TASK PROMPT: Write the material out again exactly as it stands.

Collected data entries
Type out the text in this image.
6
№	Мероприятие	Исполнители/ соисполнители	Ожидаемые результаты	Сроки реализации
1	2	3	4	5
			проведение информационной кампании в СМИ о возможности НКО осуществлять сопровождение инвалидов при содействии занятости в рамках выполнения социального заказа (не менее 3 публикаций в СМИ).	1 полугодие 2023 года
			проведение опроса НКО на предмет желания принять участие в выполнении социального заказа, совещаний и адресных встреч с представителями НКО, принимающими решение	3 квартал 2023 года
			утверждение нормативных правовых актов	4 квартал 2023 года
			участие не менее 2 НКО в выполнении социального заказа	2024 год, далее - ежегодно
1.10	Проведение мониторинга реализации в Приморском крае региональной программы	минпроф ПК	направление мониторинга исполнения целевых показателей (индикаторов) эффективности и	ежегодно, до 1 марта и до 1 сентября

RESULT OF THE TASK:
Type out the text in this image.
6
№	Мероприятие	Исполнители/ соисполнители	Ожидаемые результаты	Сроки реализации
1	2	3	4	5
			проведение информационной кампании в СМИ о возможности НКО осуществлять сопровождение инвалидов при содействии занятости в рамках выполнения социального заказа (не менее 3 публикаций в СМИ).	1 полугодие 2023 года
			проведение опроса НКО на предмет желания принять участие в выполнении социального заказа, совещаний и адресных встреч с представителями НКО, принимающими решение	3 квартал 2023 года
			утверждение нормативных правовых актов	4 квартал 2023 года
			участие не менее 2 НКО в выполнении социального заказа	2024 год, далее - ежегодно
1.10	Проведение мониторинга реализации в Приморском крае региональной программы	минпроф ПК	направление мониторинга исполнения целевых показателей (индикаторов) эффективности и	ежегодно, до 1 марта и до 1 сентября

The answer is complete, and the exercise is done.